Count the lines below that contain "connections". Give only the number.
========================================================================
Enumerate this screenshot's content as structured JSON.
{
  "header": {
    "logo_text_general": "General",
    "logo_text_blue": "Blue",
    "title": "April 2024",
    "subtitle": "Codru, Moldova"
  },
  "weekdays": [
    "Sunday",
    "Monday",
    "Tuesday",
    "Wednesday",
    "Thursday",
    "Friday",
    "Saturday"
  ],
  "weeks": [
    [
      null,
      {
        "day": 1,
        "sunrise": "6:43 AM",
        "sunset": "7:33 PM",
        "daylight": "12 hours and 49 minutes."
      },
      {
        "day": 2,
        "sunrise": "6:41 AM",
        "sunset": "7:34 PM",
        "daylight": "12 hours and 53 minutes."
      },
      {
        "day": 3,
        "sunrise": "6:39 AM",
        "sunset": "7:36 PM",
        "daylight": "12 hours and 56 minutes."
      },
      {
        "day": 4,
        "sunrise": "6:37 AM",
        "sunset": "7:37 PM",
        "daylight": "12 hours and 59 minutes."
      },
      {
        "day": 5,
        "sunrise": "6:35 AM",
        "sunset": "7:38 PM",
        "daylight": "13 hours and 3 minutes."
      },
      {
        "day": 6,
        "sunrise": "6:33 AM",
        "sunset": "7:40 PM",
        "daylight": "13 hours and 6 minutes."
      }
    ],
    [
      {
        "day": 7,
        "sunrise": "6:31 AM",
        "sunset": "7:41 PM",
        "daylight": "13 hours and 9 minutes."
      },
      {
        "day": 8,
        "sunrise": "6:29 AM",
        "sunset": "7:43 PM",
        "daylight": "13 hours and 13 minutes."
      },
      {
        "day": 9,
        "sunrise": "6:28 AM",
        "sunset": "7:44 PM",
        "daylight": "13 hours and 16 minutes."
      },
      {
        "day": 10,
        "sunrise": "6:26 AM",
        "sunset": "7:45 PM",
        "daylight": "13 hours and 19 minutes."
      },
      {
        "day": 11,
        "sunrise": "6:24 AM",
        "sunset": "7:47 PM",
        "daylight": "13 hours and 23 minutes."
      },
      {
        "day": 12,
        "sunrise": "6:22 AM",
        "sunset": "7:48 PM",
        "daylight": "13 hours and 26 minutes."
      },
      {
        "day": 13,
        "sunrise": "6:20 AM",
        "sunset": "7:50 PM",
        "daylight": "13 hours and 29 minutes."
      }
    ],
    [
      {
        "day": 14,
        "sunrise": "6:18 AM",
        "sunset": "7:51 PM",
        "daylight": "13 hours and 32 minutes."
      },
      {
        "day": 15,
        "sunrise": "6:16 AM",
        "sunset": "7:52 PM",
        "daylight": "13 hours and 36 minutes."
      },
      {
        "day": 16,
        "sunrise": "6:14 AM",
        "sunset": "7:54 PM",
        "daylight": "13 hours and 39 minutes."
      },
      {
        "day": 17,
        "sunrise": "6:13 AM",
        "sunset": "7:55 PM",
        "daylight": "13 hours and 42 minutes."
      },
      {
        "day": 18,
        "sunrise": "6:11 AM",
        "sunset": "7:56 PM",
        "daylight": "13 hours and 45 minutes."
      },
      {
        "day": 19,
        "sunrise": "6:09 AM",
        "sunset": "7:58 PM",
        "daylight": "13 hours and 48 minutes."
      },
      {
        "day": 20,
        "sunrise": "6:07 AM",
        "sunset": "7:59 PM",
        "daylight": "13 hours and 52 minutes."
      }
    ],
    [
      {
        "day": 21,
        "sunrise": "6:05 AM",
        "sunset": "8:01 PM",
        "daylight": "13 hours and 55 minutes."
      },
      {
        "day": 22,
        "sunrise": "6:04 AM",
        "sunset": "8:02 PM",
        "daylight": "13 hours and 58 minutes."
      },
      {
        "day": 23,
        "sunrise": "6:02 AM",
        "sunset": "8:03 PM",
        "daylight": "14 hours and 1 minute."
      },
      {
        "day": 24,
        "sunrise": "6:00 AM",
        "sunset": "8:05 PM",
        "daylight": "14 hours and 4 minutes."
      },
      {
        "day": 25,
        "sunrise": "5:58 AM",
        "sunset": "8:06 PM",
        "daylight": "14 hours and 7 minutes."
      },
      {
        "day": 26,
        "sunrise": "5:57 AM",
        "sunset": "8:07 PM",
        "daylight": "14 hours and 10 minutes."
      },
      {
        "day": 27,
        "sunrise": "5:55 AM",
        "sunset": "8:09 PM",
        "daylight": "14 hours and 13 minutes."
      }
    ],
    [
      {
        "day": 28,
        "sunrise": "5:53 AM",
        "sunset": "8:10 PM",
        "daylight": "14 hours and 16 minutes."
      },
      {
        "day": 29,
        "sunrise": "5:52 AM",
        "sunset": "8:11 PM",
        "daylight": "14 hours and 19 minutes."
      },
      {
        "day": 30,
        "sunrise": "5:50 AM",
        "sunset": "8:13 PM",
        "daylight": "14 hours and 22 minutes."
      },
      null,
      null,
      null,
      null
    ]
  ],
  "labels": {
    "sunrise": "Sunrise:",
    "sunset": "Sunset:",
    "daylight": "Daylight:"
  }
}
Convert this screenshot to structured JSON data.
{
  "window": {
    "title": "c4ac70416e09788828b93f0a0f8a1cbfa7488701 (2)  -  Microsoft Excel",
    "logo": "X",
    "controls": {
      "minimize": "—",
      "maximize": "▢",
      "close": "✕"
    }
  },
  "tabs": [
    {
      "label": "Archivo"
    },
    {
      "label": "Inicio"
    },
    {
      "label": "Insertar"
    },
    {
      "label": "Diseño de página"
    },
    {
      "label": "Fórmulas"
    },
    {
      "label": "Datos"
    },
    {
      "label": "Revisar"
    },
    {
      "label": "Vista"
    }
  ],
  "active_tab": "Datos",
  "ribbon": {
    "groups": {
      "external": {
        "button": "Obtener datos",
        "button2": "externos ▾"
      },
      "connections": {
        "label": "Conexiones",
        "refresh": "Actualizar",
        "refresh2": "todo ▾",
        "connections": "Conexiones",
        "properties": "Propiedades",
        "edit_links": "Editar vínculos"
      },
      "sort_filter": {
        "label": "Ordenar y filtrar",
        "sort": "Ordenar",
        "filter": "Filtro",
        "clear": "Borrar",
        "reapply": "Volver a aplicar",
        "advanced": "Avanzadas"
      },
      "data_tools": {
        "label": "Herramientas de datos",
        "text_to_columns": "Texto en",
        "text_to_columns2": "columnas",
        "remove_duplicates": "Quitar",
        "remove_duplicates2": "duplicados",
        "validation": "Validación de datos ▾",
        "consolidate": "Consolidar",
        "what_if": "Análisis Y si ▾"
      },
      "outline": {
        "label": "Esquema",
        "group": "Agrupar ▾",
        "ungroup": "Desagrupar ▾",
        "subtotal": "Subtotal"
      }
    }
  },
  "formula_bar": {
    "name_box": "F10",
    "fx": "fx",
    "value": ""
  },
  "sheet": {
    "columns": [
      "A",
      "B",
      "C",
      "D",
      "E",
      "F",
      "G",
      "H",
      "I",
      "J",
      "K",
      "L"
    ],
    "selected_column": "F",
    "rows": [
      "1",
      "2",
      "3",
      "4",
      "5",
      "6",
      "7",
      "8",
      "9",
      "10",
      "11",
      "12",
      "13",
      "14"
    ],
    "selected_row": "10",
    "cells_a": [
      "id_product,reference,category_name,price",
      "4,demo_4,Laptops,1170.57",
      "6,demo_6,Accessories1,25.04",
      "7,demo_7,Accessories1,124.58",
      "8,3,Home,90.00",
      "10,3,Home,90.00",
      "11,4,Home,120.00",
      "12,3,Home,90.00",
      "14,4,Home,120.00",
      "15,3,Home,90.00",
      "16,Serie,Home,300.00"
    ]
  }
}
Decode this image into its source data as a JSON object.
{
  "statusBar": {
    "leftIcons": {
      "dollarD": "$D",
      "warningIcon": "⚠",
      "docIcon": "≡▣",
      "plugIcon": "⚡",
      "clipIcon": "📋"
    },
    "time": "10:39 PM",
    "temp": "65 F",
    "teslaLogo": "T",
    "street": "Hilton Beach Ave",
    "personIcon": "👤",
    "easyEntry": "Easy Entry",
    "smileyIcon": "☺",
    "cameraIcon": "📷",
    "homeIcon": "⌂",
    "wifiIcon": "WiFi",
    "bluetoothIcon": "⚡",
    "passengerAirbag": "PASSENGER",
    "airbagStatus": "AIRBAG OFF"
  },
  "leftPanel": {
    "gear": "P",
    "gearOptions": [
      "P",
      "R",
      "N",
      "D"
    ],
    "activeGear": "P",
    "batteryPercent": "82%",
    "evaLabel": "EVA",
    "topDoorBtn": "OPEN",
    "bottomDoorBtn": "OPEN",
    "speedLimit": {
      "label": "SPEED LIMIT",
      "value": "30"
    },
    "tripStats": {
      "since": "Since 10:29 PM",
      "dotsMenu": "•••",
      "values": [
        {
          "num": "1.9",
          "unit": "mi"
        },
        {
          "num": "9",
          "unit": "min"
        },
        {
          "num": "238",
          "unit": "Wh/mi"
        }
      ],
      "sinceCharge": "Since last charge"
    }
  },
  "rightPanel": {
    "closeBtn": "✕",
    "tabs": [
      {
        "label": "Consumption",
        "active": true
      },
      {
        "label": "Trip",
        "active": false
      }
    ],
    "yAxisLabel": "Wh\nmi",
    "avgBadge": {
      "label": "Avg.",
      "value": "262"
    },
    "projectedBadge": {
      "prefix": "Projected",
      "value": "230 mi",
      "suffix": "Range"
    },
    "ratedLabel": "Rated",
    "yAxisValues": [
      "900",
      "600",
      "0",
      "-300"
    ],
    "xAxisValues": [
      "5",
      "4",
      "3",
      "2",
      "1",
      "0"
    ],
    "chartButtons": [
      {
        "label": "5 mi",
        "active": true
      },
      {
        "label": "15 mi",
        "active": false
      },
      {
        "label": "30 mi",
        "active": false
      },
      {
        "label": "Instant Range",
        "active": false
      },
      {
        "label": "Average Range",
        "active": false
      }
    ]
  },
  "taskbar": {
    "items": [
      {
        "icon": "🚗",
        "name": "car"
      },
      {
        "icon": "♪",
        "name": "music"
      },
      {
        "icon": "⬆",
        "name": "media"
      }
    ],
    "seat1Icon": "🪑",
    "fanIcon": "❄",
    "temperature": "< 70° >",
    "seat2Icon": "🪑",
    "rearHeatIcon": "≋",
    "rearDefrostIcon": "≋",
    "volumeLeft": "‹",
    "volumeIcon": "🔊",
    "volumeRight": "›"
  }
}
========================================================================
» **ANSWER TO THIS PROBLEM**: 2